-- BEGIN PROVIDED INFORMATION --
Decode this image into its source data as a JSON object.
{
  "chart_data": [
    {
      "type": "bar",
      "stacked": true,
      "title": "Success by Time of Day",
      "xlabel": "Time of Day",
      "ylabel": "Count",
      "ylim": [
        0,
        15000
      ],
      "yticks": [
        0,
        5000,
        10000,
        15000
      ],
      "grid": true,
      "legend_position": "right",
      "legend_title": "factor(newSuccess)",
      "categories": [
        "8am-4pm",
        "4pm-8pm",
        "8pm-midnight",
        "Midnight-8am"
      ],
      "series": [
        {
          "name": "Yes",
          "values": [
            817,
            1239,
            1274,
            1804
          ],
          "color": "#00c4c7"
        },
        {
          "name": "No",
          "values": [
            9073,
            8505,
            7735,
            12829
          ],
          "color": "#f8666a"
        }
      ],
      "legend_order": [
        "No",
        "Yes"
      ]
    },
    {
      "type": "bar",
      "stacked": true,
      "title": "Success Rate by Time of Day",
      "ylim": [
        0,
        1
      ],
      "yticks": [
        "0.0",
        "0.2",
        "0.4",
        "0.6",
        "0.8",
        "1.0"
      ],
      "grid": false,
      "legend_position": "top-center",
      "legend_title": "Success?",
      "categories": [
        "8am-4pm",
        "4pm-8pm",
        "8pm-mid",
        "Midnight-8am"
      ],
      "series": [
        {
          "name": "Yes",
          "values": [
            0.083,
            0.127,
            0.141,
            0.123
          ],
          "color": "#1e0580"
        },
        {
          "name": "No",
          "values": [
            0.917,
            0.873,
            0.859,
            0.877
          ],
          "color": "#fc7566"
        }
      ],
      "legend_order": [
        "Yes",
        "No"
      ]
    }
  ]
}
-- END PROVIDED INFORMATION --
WHAT IS ASKED »
Repeat the records above exactly.

ANSWER IN FULL »
Decode this image into its source data as a JSON object.
{
  "chart_data": [
    {
      "type": "bar",
      "stacked": true,
      "title": "Success by Time of Day",
      "xlabel": "Time of Day",
      "ylabel": "Count",
      "ylim": [
        0,
        15000
      ],
      "yticks": [
        0,
        5000,
        10000,
        15000
      ],
      "grid": true,
      "legend_position": "right",
      "legend_title": "factor(newSuccess)",
      "categories": [
        "8am-4pm",
        "4pm-8pm",
        "8pm-midnight",
        "Midnight-8am"
      ],
      "series": [
        {
          "name": "Yes",
          "values": [
            817,
            1239,
            1274,
            1804
          ],
          "color": "#00c4c7"
        },
        {
          "name": "No",
          "values": [
            9073,
            8505,
            7735,
            12829
          ],
          "color": "#f8666a"
        }
      ],
      "legend_order": [
        "No",
        "Yes"
      ]
    },
    {
      "type": "bar",
      "stacked": true,
      "title": "Success Rate by Time of Day",
      "ylim": [
        0,
        1
      ],
      "yticks": [
        "0.0",
        "0.2",
        "0.4",
        "0.6",
        "0.8",
        "1.0"
      ],
      "grid": false,
      "legend_position": "top-center",
      "legend_title": "Success?",
      "categories": [
        "8am-4pm",
        "4pm-8pm",
        "8pm-mid",
        "Midnight-8am"
      ],
      "series": [
        {
          "name": "Yes",
          "values": [
            0.083,
            0.127,
            0.141,
            0.123
          ],
          "color": "#1e0580"
        },
        {
          "name": "No",
          "values": [
            0.917,
            0.873,
            0.859,
            0.877
          ],
          "color": "#fc7566"
        }
      ],
      "legend_order": [
        "Yes",
        "No"
      ]
    }
  ]
}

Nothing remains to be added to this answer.